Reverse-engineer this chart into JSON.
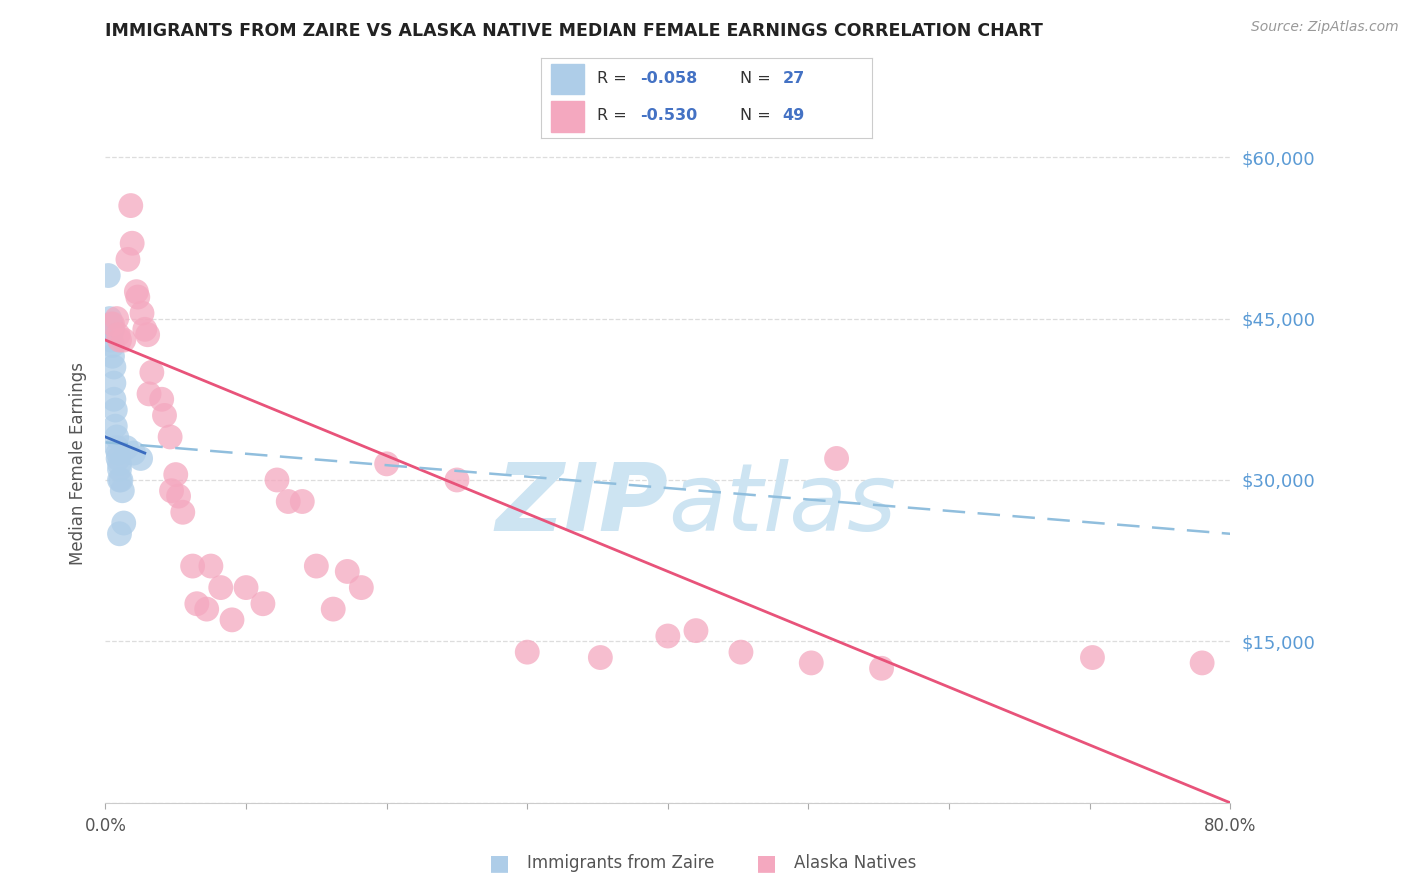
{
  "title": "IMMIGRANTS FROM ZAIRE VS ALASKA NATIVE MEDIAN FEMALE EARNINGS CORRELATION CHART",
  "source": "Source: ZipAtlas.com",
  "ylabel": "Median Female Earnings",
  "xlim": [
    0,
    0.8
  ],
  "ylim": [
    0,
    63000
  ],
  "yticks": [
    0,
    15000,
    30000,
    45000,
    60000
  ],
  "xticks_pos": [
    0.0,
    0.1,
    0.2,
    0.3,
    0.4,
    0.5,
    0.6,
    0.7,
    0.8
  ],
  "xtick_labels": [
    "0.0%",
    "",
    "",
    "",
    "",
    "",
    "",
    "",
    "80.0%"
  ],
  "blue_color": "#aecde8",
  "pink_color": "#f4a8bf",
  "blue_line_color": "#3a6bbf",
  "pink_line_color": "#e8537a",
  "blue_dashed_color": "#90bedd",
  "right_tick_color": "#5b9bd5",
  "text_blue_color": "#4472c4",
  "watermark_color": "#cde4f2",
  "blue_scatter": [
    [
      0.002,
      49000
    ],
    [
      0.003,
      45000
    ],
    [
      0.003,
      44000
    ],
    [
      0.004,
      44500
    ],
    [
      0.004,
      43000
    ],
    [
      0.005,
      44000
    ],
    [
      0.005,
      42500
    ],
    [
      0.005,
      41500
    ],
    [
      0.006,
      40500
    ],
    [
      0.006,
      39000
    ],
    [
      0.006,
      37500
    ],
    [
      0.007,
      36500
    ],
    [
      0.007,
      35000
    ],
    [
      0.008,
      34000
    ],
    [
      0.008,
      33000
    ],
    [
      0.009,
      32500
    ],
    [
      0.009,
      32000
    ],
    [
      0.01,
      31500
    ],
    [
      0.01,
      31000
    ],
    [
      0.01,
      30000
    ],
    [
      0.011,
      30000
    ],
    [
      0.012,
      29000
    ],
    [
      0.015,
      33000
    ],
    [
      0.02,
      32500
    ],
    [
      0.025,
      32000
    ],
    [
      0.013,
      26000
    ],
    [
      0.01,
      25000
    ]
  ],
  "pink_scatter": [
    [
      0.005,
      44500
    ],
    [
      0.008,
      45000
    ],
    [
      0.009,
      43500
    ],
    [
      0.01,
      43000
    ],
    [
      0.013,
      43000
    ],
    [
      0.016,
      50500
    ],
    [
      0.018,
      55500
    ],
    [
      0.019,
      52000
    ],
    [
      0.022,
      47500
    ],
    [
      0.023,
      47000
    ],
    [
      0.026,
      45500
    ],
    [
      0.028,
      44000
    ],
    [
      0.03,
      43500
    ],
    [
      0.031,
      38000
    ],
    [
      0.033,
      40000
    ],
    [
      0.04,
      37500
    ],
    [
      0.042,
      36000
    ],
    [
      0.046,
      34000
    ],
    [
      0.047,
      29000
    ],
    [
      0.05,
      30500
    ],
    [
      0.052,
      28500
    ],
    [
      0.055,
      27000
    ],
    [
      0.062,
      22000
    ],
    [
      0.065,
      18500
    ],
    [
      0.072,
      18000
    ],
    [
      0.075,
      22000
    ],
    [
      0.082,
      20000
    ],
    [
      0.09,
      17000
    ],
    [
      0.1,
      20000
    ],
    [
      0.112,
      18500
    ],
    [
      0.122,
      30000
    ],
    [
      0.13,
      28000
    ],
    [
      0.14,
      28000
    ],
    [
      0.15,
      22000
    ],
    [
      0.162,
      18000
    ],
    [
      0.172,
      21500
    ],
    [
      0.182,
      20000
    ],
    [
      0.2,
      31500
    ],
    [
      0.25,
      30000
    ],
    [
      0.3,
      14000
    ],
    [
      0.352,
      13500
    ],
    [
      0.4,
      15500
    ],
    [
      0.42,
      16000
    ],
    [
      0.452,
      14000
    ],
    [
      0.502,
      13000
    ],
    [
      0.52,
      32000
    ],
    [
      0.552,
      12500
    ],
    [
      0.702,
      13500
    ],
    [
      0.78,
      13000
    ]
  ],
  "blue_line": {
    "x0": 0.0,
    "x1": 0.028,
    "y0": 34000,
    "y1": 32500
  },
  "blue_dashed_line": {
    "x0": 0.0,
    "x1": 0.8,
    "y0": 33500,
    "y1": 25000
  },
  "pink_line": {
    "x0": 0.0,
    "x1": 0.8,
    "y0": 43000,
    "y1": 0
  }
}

- - -

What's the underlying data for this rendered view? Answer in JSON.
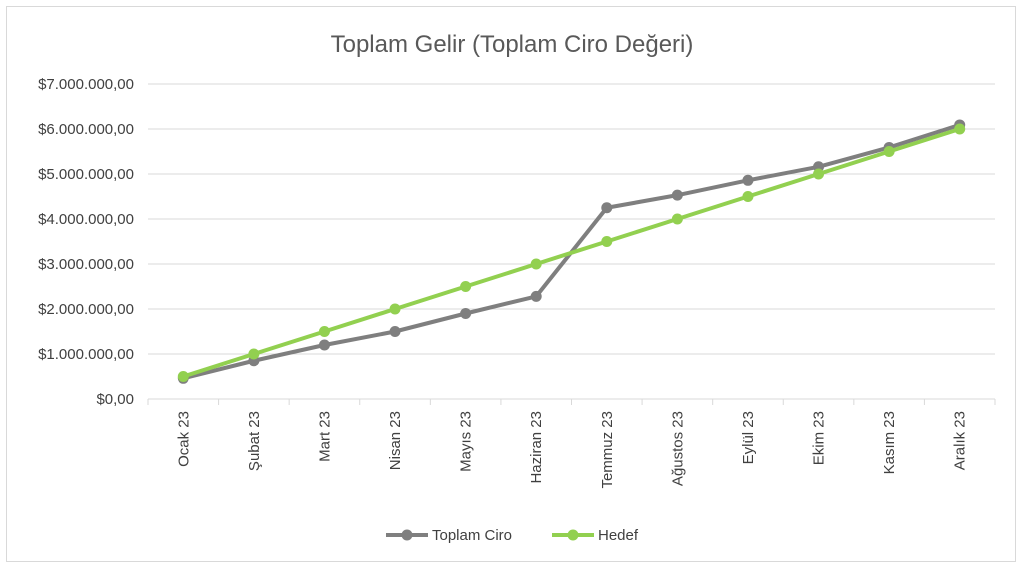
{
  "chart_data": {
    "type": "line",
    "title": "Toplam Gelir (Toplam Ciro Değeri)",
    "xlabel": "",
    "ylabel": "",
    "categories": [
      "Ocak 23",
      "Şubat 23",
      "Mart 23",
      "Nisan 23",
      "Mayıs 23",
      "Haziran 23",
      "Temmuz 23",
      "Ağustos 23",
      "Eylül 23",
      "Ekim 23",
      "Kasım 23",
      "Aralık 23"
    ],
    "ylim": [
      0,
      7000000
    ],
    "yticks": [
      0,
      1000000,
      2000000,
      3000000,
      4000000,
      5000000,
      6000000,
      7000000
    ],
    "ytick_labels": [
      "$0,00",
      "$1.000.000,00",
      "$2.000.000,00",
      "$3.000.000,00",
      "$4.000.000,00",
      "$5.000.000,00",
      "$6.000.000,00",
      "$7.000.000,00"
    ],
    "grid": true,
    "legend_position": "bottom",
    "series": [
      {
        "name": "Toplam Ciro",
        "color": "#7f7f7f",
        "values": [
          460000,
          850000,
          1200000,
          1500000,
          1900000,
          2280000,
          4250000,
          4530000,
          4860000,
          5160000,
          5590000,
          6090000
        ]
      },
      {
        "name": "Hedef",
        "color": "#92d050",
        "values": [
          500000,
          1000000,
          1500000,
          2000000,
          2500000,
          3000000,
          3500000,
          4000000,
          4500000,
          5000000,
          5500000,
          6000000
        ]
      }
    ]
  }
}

- - -

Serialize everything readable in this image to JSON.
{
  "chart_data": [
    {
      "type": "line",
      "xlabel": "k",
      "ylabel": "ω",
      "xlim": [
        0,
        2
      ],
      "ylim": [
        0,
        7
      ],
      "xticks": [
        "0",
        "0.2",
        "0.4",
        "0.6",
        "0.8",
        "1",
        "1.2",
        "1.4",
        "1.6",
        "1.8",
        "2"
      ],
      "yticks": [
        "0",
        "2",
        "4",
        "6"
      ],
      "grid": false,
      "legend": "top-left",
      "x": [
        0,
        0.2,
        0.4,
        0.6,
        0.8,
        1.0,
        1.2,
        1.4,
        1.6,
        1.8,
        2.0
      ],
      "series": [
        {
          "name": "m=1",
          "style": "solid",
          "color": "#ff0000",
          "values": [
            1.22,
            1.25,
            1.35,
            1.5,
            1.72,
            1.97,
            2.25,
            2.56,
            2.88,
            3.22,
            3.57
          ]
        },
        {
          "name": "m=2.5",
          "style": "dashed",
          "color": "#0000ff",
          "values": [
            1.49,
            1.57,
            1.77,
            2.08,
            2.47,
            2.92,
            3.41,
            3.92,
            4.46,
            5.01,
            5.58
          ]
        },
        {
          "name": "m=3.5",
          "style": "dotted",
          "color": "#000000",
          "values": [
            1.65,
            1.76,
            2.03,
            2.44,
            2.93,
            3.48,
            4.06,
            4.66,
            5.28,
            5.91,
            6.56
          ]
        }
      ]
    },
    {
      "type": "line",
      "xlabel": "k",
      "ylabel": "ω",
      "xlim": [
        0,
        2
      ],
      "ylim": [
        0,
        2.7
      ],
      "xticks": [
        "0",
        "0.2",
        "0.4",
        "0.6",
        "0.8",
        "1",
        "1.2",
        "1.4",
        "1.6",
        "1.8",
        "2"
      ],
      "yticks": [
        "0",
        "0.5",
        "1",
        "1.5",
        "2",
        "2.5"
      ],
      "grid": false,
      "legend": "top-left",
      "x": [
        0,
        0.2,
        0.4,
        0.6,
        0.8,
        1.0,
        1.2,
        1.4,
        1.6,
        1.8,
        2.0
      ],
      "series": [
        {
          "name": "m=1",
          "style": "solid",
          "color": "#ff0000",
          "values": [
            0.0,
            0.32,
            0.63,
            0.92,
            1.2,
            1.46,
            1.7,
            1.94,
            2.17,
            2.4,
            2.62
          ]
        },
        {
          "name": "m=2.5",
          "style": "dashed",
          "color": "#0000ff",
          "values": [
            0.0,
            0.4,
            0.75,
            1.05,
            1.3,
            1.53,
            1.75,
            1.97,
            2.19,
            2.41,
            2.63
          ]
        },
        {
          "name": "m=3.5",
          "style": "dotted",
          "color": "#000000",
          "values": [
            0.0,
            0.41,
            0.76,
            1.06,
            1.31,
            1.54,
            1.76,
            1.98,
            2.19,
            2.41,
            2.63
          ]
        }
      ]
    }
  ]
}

- - -

What is asked -> Scan the entries above. Copy each line that has the string "JSON".

Written reply ->
Reverse-engineer this chart into JSON.
What's the underlying data for this rendered view? Answer in JSON.
Serialize everything readable in this image to JSON.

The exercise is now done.